Scan the data. Collect each line that contains the word "SDTVAR".

◆ GIVEN DATA
• • • • •
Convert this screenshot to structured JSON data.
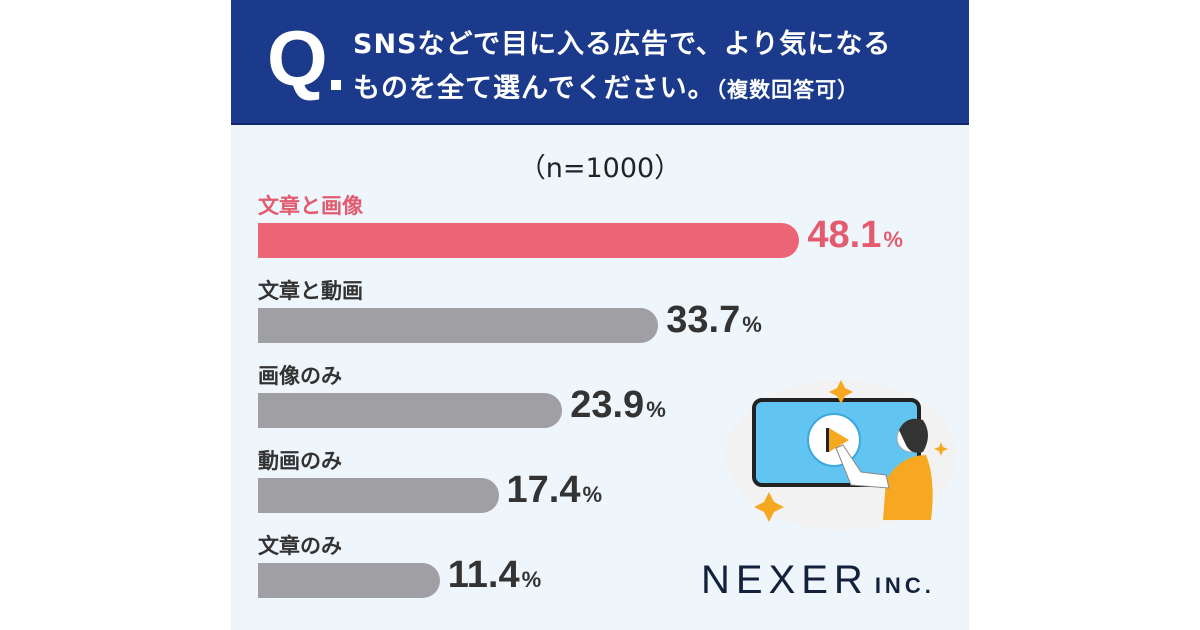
{
  "header": {
    "q_mark": "Q",
    "line1": "SNSなどで目に入る広告で、より気になる",
    "line2": "ものを全て選んでください。",
    "line2_note": "（複数回答可）"
  },
  "chart_data": {
    "type": "bar",
    "orientation": "horizontal",
    "title": "SNSなどで目に入る広告で、より気になるものを全て選んでください。（複数回答可）",
    "sample": "（n=1000）",
    "categories": [
      "文章と画像",
      "文章と動画",
      "画像のみ",
      "動画のみ",
      "文章のみ"
    ],
    "values": [
      48.1,
      33.7,
      23.9,
      17.4,
      11.4
    ],
    "value_labels": [
      "48.1",
      "33.7",
      "23.9",
      "17.4",
      "11.4"
    ],
    "unit": "%",
    "highlight_index": 0,
    "colors": {
      "highlight": "#ec6577",
      "default": "#a0a0a4"
    },
    "xlim": [
      0,
      50
    ]
  },
  "logo": {
    "name": "NEXER",
    "suffix": "INC."
  }
}
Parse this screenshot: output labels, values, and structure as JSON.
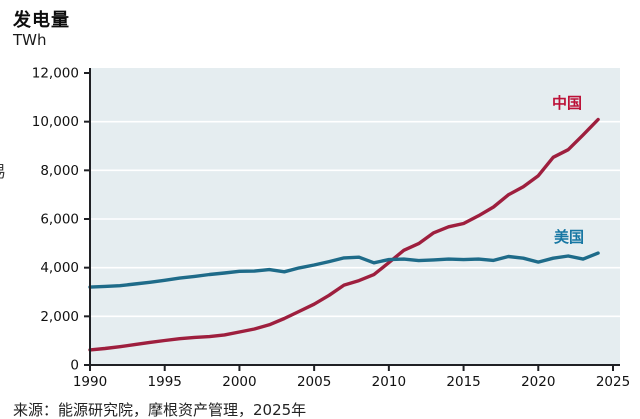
{
  "page": {
    "left_edge_fragment": "易"
  },
  "chart_data": {
    "type": "line",
    "title": "发电量",
    "ylabel": "TWh",
    "xlabel": "",
    "source": "来源：能源研究院，摩根资产管理，2025年",
    "xlim": [
      1990,
      2025
    ],
    "ylim": [
      0,
      12000
    ],
    "grid": "horizontal-white-gridlines",
    "plot_bg": "#e5edf0",
    "axis_color": "#1f2024",
    "legend_position": "inline-labels-near-line-ends",
    "x_tick_labels": [
      "1990",
      "1995",
      "2000",
      "2005",
      "2010",
      "2015",
      "2020",
      "2025"
    ],
    "x_tick_values": [
      1990,
      1995,
      2000,
      2005,
      2010,
      2015,
      2020,
      2025
    ],
    "y_tick_labels": [
      "0",
      "2,000",
      "4,000",
      "6,000",
      "8,000",
      "10,000",
      "12,000"
    ],
    "y_tick_values": [
      0,
      2000,
      4000,
      6000,
      8000,
      10000,
      12000
    ],
    "gridline_values": [
      2000,
      4000,
      6000,
      8000,
      10000
    ],
    "x": [
      1990,
      1991,
      1992,
      1993,
      1994,
      1995,
      1996,
      1997,
      1998,
      1999,
      2000,
      2001,
      2002,
      2003,
      2004,
      2005,
      2006,
      2007,
      2008,
      2009,
      2010,
      2011,
      2012,
      2013,
      2014,
      2015,
      2016,
      2017,
      2018,
      2019,
      2020,
      2021,
      2022,
      2023,
      2024
    ],
    "series": [
      {
        "id": "china",
        "name": "中国",
        "color": "#9e1f3e",
        "label_color": "#bc1238",
        "values": [
          621,
          678,
          754,
          839,
          928,
          1007,
          1081,
          1136,
          1167,
          1239,
          1356,
          1481,
          1654,
          1911,
          2203,
          2500,
          2866,
          3282,
          3467,
          3715,
          4207,
          4713,
          4988,
          5432,
          5680,
          5815,
          6133,
          6495,
          6995,
          7327,
          7779,
          8534,
          8849,
          9456,
          10087
        ]
      },
      {
        "id": "us",
        "name": "美国",
        "color": "#1e6b89",
        "label_color": "#1777a3",
        "values": [
          3203,
          3230,
          3260,
          3330,
          3400,
          3480,
          3570,
          3640,
          3720,
          3780,
          3850,
          3860,
          3920,
          3830,
          3990,
          4110,
          4250,
          4400,
          4430,
          4200,
          4330,
          4350,
          4290,
          4320,
          4350,
          4330,
          4350,
          4300,
          4460,
          4390,
          4230,
          4390,
          4480,
          4350,
          4600
        ]
      }
    ]
  }
}
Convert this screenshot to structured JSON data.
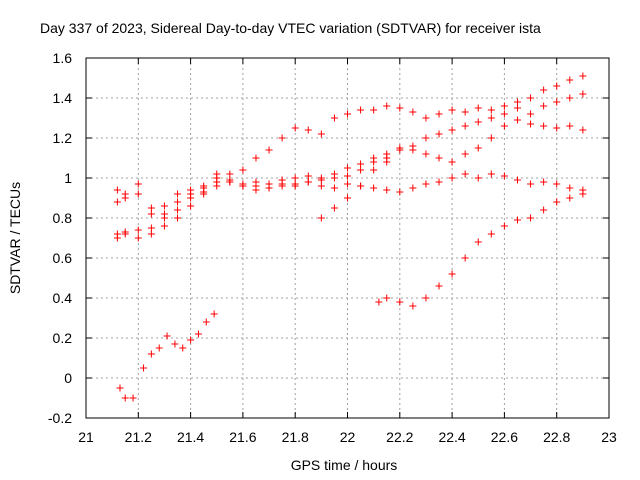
{
  "chart_data": {
    "type": "scatter",
    "title": "Day 337 of 2023, Sidereal Day-to-day VTEC variation (SDTVAR) for receiver ista",
    "xlabel": "GPS time / hours",
    "ylabel": "SDTVAR / TECUs",
    "xlim": [
      21,
      23
    ],
    "ylim": [
      -0.2,
      1.6
    ],
    "x_ticks": [
      "21",
      "21.2",
      "21.4",
      "21.6",
      "21.8",
      "22",
      "22.2",
      "22.4",
      "22.6",
      "22.8",
      "23"
    ],
    "y_ticks": [
      "-0.2",
      "0",
      "0.2",
      "0.4",
      "0.6",
      "0.8",
      "1",
      "1.2",
      "1.4",
      "1.6"
    ],
    "grid": true,
    "marker": "plus",
    "color": "#ff0000",
    "series": [
      {
        "x": [
          21.12,
          21.15,
          21.2,
          21.25,
          21.3,
          21.35,
          21.4,
          21.45,
          21.5,
          21.55,
          21.6,
          21.65,
          21.7,
          21.75,
          21.8,
          21.85,
          21.9,
          21.95,
          22.0,
          22.05,
          22.1,
          22.15,
          22.2,
          22.25,
          22.3,
          22.35,
          22.4,
          22.45,
          22.5,
          22.55,
          22.6,
          22.65,
          22.7,
          22.75,
          22.8,
          22.85,
          22.9
        ],
        "y": [
          0.88,
          0.9,
          0.92,
          0.82,
          0.86,
          0.92,
          0.94,
          0.96,
          0.98,
          1.02,
          1.04,
          1.1,
          1.14,
          1.2,
          1.25,
          1.24,
          1.22,
          1.3,
          1.32,
          1.34,
          1.34,
          1.36,
          1.35,
          1.33,
          1.3,
          1.32,
          1.34,
          1.33,
          1.35,
          1.34,
          1.36,
          1.38,
          1.27,
          1.26,
          1.25,
          1.26,
          1.24
        ]
      },
      {
        "x": [
          21.12,
          21.15,
          21.2,
          21.25,
          21.3,
          21.35,
          21.4,
          21.45,
          21.5,
          21.55,
          21.6,
          21.65,
          21.7,
          21.75,
          21.8,
          21.85,
          21.9,
          21.95,
          22.0,
          22.05,
          22.1,
          22.15,
          22.2,
          22.25,
          22.3,
          22.35,
          22.4,
          22.45,
          22.5,
          22.55,
          22.6,
          22.65,
          22.7,
          22.75,
          22.8,
          22.85,
          22.9
        ],
        "y": [
          0.72,
          0.73,
          0.7,
          0.75,
          0.8,
          0.88,
          0.92,
          0.95,
          1.0,
          0.98,
          0.96,
          0.98,
          0.97,
          0.99,
          1.0,
          1.01,
          0.99,
          1.0,
          1.01,
          1.04,
          1.08,
          1.1,
          1.14,
          1.16,
          1.2,
          1.22,
          1.24,
          1.26,
          1.28,
          1.3,
          1.32,
          1.35,
          1.4,
          1.44,
          1.46,
          1.49,
          1.51
        ]
      },
      {
        "x": [
          21.12,
          21.15,
          21.2,
          21.25,
          21.3,
          21.35,
          21.4,
          21.45,
          21.5,
          21.55,
          21.6,
          21.65,
          21.7,
          21.75,
          21.8,
          21.85,
          21.9,
          21.95,
          22.0,
          22.05,
          22.1,
          22.15,
          22.2,
          22.25,
          22.3,
          22.35,
          22.4,
          22.45,
          22.5,
          22.55,
          22.6,
          22.65,
          22.7,
          22.75,
          22.8,
          22.85,
          22.9
        ],
        "y": [
          0.94,
          0.92,
          0.97,
          0.85,
          0.82,
          0.84,
          0.9,
          0.93,
          1.02,
          0.99,
          0.96,
          0.94,
          0.95,
          0.97,
          0.96,
          0.98,
          1.0,
          1.02,
          1.05,
          1.07,
          1.1,
          1.12,
          1.15,
          1.14,
          1.12,
          1.1,
          1.08,
          1.12,
          1.15,
          1.2,
          1.26,
          1.29,
          1.32,
          1.36,
          1.38,
          1.4,
          1.42
        ]
      },
      {
        "x": [
          21.12,
          21.15,
          21.2,
          21.25,
          21.3,
          21.35,
          21.4,
          21.45,
          21.5,
          21.55,
          21.6,
          21.65,
          21.7,
          21.75,
          21.8,
          21.85,
          21.9,
          21.95,
          22.0,
          22.05,
          22.1,
          22.15,
          22.2,
          22.25,
          22.3,
          22.35,
          22.4,
          22.45,
          22.5,
          22.55,
          22.6,
          22.65,
          22.7,
          22.75,
          22.8,
          22.85,
          22.9
        ],
        "y": [
          0.7,
          0.72,
          0.74,
          0.72,
          0.76,
          0.8,
          0.86,
          0.92,
          0.96,
          0.98,
          0.97,
          0.96,
          0.95,
          0.96,
          0.97,
          0.98,
          0.96,
          0.95,
          0.97,
          0.96,
          0.95,
          0.94,
          0.93,
          0.95,
          0.97,
          0.98,
          1.0,
          1.02,
          1.0,
          1.02,
          1.01,
          0.99,
          0.97,
          0.98,
          0.97,
          0.95,
          0.94
        ]
      },
      {
        "x": [
          21.13,
          21.15,
          21.18,
          21.22,
          21.25,
          21.28,
          21.31,
          21.34,
          21.37,
          21.4,
          21.43,
          21.46,
          21.49
        ],
        "y": [
          -0.05,
          -0.1,
          -0.1,
          0.05,
          0.12,
          0.15,
          0.21,
          0.17,
          0.15,
          0.19,
          0.22,
          0.28,
          0.32
        ]
      },
      {
        "x": [
          21.9,
          21.95,
          22.0,
          22.05,
          22.1,
          22.15
        ],
        "y": [
          0.8,
          0.85,
          0.9,
          0.96,
          1.04,
          1.08
        ]
      },
      {
        "x": [
          22.12,
          22.15,
          22.2,
          22.25,
          22.3,
          22.35,
          22.4,
          22.45,
          22.5,
          22.55,
          22.6,
          22.65,
          22.7,
          22.75,
          22.8,
          22.85,
          22.9
        ],
        "y": [
          0.38,
          0.4,
          0.38,
          0.36,
          0.4,
          0.46,
          0.52,
          0.6,
          0.68,
          0.72,
          0.76,
          0.79,
          0.8,
          0.84,
          0.88,
          0.9,
          0.92
        ]
      }
    ]
  }
}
• • • • •
◆ CORRECT RESULT
    "title": "Day 337 of 2023, Sidereal Day-to-day VTEC variation (SDTVAR) for receiver ista",
    "ylabel": "SDTVAR / TECUs",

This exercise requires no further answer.